What to produce:
Put every row from the first one down to the line containing "159, 706, 171]", both ends included, into a numbered list, leaving out any blank lines.
┄┄┄┄┄┄┄┄┄┄┄┄┄┄┄┄┄┄┄┄
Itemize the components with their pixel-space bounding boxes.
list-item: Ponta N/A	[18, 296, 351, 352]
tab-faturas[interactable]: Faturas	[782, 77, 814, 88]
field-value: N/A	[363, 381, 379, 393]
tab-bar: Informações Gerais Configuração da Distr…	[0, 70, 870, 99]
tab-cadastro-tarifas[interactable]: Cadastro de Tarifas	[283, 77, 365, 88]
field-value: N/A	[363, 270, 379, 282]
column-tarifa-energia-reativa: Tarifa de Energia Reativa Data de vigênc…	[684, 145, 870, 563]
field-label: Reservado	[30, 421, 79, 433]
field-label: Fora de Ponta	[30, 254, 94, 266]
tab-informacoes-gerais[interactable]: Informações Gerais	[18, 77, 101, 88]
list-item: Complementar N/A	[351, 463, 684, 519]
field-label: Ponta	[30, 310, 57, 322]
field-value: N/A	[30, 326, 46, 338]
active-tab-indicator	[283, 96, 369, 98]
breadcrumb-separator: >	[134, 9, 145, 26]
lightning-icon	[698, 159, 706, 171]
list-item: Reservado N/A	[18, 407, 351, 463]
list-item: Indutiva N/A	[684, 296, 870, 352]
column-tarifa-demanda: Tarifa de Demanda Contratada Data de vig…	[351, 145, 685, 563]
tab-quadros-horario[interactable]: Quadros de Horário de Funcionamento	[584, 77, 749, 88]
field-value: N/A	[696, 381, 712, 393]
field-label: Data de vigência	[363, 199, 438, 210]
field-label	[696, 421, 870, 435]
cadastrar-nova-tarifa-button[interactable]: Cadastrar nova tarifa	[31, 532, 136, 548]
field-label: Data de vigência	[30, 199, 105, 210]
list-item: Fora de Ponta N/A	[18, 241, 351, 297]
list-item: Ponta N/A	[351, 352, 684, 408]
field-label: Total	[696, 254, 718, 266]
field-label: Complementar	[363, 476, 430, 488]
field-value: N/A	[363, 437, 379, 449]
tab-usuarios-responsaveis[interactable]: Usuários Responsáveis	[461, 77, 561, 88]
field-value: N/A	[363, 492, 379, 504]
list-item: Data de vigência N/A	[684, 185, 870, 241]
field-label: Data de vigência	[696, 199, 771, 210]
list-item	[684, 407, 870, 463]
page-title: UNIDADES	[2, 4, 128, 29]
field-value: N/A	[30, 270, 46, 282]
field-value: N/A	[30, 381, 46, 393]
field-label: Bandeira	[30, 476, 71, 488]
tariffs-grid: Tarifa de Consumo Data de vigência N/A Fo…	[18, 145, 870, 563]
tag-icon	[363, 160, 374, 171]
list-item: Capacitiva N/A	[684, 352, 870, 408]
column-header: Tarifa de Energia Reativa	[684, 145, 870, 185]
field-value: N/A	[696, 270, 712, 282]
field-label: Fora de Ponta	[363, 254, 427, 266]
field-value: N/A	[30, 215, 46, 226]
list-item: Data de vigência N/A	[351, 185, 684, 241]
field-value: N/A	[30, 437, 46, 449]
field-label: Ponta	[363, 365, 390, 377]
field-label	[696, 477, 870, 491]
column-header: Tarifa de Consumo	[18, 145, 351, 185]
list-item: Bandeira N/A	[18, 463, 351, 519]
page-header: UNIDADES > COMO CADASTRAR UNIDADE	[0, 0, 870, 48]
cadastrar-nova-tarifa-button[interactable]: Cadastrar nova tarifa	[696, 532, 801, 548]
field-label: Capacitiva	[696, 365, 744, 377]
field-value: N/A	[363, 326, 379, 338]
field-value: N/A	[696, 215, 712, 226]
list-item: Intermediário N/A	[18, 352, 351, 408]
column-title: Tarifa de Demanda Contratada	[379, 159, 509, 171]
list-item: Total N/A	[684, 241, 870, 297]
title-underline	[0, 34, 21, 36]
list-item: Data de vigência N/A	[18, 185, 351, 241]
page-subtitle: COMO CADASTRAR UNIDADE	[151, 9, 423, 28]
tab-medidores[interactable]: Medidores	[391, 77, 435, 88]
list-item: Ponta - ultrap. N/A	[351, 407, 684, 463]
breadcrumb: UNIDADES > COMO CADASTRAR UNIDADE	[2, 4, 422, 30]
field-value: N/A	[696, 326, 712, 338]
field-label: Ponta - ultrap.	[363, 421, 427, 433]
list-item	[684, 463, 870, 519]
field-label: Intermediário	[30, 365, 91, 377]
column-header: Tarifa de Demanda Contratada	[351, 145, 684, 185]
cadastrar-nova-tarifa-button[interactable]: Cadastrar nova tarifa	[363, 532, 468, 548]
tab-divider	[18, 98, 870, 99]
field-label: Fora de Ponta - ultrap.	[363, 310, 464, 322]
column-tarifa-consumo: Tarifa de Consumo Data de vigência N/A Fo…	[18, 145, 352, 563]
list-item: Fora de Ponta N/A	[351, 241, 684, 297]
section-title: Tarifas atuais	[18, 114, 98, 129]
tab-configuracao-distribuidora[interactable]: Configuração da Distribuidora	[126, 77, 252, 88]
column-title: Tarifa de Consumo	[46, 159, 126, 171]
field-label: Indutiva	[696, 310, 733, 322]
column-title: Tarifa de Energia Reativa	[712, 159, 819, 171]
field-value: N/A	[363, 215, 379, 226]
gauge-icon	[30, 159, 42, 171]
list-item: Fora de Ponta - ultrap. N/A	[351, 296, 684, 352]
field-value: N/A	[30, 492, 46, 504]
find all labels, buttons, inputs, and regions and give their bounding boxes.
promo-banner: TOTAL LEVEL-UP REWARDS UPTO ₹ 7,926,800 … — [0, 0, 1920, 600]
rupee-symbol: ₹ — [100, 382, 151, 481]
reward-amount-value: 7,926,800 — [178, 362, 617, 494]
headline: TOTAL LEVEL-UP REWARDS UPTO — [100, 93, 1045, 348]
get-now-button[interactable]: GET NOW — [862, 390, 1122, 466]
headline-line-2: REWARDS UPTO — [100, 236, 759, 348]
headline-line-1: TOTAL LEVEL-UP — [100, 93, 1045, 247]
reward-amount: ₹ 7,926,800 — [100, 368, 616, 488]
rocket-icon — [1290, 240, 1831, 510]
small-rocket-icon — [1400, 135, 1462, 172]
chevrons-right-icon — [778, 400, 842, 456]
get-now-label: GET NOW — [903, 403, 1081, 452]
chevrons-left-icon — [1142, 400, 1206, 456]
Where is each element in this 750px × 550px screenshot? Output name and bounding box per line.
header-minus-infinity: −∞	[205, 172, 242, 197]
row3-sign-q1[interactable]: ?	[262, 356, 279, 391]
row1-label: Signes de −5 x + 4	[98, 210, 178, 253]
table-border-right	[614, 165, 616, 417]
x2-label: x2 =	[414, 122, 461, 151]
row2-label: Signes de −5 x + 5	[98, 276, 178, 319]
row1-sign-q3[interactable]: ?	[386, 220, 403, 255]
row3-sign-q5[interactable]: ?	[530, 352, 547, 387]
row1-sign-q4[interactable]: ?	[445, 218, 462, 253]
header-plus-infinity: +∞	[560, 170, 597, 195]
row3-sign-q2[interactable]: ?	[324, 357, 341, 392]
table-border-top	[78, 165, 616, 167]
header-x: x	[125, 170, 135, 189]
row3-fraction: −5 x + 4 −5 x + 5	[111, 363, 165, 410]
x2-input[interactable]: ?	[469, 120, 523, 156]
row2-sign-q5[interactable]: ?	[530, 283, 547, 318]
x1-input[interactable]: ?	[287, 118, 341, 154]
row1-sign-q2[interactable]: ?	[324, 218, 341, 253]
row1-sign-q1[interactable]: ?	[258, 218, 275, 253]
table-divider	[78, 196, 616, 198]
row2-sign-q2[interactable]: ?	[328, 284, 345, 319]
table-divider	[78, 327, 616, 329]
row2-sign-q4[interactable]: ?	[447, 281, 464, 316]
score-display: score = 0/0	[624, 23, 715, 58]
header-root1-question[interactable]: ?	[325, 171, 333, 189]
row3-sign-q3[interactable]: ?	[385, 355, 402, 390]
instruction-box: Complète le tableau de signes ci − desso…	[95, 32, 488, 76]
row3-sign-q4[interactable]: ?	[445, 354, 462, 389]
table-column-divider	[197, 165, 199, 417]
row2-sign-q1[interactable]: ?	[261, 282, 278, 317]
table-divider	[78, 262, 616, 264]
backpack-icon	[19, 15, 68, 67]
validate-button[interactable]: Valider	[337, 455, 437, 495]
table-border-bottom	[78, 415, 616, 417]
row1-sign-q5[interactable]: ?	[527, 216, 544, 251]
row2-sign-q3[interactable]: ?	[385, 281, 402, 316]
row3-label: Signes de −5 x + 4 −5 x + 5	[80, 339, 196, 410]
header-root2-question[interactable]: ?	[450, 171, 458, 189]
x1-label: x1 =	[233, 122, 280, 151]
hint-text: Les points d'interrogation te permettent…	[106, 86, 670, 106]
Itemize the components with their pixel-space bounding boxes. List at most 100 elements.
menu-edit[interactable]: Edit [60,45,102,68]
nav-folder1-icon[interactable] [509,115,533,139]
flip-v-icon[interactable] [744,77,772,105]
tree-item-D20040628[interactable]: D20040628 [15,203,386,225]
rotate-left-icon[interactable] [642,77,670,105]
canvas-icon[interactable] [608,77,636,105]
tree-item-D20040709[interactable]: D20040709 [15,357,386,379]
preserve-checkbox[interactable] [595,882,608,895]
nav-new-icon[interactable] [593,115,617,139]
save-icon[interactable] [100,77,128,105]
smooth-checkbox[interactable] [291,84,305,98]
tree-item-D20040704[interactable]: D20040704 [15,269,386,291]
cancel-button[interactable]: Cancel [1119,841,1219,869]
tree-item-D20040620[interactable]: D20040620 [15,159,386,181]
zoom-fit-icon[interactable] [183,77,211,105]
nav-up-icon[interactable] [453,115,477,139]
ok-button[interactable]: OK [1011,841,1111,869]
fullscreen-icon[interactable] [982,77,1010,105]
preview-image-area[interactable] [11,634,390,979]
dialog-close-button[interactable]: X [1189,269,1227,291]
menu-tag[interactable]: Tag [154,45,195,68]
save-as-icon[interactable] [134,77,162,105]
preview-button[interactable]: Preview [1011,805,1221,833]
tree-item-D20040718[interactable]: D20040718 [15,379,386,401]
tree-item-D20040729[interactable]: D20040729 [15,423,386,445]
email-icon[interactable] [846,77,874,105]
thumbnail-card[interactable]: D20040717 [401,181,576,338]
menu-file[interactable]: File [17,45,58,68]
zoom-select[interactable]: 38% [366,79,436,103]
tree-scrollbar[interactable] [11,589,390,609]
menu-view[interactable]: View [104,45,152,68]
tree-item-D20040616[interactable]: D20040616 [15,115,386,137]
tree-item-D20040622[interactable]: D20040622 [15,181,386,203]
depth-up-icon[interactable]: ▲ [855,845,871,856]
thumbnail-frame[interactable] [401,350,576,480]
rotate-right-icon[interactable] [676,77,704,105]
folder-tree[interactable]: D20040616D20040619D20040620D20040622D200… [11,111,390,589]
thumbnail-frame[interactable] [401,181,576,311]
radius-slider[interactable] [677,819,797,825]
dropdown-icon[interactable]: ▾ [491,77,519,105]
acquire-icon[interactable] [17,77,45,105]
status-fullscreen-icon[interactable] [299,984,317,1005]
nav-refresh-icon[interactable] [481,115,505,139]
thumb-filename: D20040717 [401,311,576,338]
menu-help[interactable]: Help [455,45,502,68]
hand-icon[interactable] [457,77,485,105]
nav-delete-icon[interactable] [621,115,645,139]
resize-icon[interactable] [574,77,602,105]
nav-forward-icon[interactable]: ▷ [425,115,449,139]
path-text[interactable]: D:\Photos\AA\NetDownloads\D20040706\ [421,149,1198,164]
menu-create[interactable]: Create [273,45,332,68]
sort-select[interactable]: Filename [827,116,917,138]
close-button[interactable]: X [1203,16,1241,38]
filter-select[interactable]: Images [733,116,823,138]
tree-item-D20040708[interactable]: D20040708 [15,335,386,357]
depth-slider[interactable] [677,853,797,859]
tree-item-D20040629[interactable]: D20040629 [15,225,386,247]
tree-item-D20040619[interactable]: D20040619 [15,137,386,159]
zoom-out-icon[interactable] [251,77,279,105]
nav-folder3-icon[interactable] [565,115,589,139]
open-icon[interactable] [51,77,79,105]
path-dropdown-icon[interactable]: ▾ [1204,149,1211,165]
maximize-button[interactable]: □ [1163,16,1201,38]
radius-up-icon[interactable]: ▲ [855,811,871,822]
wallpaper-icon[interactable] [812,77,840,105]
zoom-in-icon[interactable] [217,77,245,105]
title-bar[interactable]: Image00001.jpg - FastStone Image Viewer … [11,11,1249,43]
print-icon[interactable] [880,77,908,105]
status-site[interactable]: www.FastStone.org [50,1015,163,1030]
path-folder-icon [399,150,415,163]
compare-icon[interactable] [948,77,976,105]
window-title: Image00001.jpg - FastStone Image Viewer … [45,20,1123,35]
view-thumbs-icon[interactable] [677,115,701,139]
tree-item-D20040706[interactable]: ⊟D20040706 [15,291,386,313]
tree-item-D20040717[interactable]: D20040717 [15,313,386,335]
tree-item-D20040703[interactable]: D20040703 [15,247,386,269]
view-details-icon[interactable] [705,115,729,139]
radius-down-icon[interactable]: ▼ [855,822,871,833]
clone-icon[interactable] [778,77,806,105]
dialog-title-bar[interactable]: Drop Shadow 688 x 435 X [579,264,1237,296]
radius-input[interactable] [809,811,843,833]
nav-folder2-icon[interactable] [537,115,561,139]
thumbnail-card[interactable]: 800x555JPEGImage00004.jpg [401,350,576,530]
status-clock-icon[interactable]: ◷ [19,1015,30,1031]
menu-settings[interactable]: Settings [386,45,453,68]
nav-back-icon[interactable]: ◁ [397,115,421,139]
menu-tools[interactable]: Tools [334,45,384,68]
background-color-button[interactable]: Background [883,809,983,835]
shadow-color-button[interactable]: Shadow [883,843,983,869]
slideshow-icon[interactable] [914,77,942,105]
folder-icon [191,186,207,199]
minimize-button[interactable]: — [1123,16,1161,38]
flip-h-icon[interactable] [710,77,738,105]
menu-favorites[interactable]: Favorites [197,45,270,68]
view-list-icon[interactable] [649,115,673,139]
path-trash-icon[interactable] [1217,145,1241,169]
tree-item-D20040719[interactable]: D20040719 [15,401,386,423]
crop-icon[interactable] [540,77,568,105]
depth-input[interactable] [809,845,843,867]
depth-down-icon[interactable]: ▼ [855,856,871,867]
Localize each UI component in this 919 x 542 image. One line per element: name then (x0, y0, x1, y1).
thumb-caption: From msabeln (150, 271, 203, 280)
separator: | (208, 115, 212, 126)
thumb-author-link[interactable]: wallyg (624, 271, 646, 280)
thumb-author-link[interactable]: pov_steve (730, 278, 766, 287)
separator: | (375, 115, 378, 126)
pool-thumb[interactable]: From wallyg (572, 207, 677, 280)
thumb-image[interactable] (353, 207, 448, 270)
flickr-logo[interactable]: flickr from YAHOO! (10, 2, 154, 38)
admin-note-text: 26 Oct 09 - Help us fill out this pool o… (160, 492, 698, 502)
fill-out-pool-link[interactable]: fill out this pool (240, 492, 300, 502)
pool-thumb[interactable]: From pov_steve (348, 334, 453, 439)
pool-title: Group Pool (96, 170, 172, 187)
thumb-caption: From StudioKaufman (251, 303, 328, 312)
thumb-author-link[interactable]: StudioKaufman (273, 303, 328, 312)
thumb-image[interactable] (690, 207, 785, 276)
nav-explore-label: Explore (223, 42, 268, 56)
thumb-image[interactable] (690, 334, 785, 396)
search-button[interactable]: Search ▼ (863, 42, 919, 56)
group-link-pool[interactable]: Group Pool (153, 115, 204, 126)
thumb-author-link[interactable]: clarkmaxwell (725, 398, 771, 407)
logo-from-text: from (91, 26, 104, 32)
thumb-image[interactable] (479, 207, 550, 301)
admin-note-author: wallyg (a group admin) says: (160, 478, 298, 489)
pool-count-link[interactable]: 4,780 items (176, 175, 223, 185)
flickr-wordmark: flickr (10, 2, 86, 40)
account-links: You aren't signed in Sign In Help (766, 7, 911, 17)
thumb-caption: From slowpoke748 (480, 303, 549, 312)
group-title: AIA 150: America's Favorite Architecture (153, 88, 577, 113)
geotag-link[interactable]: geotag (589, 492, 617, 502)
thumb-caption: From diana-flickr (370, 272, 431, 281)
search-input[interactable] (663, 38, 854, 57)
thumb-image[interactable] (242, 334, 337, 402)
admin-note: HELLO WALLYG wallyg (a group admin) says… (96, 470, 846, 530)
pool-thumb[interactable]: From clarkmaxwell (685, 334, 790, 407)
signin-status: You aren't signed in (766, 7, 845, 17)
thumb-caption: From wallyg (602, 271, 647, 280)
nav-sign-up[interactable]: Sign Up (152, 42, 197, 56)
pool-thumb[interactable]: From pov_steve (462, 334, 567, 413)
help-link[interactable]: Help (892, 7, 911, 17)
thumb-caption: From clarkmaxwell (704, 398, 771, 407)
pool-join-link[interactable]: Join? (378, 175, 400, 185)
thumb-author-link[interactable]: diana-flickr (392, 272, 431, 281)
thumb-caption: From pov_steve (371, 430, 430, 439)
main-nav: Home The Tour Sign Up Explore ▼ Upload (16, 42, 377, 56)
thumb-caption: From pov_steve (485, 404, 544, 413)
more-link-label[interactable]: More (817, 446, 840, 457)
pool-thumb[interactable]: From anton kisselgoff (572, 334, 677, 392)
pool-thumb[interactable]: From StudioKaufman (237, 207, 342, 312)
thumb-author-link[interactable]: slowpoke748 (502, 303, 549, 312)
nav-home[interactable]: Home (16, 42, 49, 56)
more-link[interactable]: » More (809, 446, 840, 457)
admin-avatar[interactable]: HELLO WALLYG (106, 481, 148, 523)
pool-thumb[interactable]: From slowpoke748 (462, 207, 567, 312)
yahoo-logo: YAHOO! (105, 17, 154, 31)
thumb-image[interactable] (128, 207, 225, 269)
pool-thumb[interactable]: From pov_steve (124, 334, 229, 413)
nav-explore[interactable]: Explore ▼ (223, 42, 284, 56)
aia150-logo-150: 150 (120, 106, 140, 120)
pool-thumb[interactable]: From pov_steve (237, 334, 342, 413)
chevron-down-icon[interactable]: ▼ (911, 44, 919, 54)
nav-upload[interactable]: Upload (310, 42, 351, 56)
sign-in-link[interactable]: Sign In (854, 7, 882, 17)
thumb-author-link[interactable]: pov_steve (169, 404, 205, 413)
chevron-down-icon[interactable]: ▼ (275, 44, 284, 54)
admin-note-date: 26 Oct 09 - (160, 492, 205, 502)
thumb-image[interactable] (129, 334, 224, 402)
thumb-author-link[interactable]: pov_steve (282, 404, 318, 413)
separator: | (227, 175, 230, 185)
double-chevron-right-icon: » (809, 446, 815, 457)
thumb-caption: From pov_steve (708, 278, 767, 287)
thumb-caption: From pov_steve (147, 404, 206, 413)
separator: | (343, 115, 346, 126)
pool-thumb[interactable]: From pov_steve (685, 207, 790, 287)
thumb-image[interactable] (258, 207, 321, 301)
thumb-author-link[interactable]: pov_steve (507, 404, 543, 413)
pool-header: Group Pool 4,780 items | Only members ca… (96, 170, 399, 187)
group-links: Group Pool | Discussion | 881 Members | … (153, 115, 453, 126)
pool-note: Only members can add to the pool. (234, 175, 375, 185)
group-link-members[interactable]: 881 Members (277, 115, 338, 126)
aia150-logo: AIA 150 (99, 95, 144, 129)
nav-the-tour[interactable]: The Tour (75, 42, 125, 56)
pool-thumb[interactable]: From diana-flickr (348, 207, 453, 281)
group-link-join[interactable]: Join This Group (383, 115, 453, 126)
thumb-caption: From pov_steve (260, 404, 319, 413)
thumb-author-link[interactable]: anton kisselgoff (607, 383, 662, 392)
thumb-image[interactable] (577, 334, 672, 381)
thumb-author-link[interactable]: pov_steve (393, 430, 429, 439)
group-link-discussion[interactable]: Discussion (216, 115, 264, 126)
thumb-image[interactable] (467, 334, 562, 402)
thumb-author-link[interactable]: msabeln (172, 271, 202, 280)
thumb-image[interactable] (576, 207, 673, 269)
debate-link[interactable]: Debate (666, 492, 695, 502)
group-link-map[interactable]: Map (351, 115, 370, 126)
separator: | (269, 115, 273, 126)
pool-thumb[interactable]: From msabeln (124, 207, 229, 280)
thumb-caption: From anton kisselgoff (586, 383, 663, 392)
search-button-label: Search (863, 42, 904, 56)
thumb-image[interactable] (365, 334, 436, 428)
┄┄┄┄┄┄┄┄┄┄┄┄┄┄┄┄┄┄┄┄
Complete answer:
1. Itemize the components with their pixel-space bounding boxes.
2. list-item: Ponta N/A	[18, 296, 351, 352]
3. tab-faturas[interactable]: Faturas	[782, 77, 814, 88]
4. field-value: N/A	[363, 381, 379, 393]
5. tab-bar: Informações Gerais Configuração da Distr…	[0, 70, 870, 99]
6. tab-cadastro-tarifas[interactable]: Cadastro de Tarifas	[283, 77, 365, 88]
7. field-value: N/A	[363, 270, 379, 282]
8. column-tarifa-energia-reativa: Tarifa de Energia Reativa Data de vigênc…	[684, 145, 870, 563]
9. field-label: Reservado	[30, 421, 79, 433]
10. field-label: Fora de Ponta	[30, 254, 94, 266]
11. tab-informacoes-gerais[interactable]: Informações Gerais	[18, 77, 101, 88]
12. list-item: Complementar N/A	[351, 463, 684, 519]
13. field-label: Ponta	[30, 310, 57, 322]
14. field-value: N/A	[30, 326, 46, 338]
15. active-tab-indicator	[283, 96, 369, 98]
16. breadcrumb-separator: >	[134, 9, 145, 26]
17. lightning-icon	[698, 159, 706, 171]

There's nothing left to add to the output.